---- Data shown
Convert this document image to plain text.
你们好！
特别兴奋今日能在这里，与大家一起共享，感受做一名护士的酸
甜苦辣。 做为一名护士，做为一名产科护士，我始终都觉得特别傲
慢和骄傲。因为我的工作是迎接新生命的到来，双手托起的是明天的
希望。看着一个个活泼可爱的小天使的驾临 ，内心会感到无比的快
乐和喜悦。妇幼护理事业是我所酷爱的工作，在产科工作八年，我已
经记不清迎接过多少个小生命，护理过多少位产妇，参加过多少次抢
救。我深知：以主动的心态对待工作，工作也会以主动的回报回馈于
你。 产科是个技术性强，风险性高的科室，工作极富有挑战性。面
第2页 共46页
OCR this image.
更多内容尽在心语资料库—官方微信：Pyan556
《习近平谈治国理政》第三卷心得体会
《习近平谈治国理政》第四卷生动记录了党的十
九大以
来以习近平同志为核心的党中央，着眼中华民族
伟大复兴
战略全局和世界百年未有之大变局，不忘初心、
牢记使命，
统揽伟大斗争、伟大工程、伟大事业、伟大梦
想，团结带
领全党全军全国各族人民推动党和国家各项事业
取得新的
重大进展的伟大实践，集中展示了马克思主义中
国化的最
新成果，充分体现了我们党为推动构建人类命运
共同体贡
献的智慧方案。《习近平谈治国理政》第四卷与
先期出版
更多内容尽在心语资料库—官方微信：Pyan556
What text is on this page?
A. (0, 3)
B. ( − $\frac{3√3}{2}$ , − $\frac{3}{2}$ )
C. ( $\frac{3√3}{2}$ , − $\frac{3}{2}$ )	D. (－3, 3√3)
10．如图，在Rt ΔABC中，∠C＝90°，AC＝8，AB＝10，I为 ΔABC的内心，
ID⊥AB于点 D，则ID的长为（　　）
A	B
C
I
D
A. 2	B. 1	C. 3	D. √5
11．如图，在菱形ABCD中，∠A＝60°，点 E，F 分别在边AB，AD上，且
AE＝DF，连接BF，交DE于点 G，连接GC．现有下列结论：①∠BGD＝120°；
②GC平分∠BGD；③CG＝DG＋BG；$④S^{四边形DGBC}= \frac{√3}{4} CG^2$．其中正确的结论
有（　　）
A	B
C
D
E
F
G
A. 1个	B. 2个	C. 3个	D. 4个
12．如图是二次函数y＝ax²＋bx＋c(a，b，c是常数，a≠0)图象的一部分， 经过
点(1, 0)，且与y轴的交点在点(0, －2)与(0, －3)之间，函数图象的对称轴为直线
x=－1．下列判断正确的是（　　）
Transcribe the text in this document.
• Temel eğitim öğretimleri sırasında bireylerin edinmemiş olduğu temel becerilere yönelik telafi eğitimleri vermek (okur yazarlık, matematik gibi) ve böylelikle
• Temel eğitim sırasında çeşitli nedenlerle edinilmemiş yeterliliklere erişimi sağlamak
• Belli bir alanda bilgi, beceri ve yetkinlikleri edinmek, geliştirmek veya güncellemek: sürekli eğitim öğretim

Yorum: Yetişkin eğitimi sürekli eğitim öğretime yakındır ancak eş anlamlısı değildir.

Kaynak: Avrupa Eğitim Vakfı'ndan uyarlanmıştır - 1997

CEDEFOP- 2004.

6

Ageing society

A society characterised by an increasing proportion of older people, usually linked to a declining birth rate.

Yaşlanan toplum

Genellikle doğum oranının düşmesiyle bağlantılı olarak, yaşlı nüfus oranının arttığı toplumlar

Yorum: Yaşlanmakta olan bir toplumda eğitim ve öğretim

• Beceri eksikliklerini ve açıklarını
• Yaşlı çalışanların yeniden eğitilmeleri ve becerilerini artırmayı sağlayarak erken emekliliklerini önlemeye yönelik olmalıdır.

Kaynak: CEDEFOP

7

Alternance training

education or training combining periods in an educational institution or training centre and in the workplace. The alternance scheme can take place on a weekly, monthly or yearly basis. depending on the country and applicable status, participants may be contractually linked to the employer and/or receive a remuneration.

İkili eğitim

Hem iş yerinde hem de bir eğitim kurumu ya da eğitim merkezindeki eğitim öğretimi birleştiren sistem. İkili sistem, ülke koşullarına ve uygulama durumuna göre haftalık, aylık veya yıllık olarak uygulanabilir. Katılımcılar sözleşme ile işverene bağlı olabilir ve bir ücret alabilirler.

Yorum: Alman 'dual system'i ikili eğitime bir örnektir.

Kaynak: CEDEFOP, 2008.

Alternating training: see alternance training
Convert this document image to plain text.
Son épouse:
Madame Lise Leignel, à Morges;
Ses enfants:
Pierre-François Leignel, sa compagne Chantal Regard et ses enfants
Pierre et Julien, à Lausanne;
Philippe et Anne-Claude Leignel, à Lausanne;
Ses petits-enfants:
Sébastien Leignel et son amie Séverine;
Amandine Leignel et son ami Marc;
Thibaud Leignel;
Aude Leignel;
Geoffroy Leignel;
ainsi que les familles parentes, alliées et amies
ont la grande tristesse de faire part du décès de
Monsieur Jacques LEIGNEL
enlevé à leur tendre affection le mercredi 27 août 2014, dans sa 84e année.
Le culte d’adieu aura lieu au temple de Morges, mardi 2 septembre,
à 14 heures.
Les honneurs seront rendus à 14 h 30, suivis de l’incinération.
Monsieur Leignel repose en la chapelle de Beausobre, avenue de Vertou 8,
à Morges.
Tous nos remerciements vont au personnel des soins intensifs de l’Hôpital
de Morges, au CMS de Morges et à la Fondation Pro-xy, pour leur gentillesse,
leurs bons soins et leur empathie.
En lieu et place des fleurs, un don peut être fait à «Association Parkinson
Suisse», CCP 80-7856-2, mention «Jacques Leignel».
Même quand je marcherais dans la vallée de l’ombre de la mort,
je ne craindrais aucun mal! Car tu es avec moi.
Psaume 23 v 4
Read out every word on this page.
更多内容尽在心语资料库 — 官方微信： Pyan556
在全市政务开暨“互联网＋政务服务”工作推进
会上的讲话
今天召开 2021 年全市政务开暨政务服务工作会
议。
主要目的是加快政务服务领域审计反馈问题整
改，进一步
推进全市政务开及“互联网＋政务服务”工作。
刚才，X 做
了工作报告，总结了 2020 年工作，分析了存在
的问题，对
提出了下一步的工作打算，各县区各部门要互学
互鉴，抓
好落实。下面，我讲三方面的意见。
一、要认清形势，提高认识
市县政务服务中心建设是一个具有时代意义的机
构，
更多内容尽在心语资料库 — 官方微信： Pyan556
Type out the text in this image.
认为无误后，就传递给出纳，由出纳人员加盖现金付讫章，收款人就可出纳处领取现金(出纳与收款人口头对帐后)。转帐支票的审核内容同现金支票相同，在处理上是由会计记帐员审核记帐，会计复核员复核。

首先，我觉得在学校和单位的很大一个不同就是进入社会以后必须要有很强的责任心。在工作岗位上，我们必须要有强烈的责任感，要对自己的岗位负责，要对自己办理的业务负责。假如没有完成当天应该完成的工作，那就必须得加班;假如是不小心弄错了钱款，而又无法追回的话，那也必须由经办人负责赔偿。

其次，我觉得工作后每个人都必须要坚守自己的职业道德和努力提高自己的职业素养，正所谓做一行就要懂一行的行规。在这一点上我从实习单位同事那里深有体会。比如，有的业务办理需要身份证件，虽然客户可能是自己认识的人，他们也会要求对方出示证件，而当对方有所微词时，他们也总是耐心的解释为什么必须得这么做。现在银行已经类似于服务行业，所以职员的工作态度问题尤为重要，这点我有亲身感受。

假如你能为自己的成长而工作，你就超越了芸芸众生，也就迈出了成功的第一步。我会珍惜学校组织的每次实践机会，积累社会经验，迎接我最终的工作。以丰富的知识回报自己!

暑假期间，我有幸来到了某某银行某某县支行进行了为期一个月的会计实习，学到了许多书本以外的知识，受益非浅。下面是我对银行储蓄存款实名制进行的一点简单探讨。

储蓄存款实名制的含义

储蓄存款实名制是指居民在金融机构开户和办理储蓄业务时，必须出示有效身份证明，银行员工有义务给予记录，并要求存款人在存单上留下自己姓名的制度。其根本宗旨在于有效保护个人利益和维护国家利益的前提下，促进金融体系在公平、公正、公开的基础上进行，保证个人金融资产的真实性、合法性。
--------
• Directive: Reproduce each line of the material containing the word "习近平谈治国理政".

• Result of this exercise:
《习近平谈治国理政》第三卷心得体会
《习近平谈治国理政》第四卷生动记录了党的十
献的智慧方案。《习近平谈治国理政》第四卷与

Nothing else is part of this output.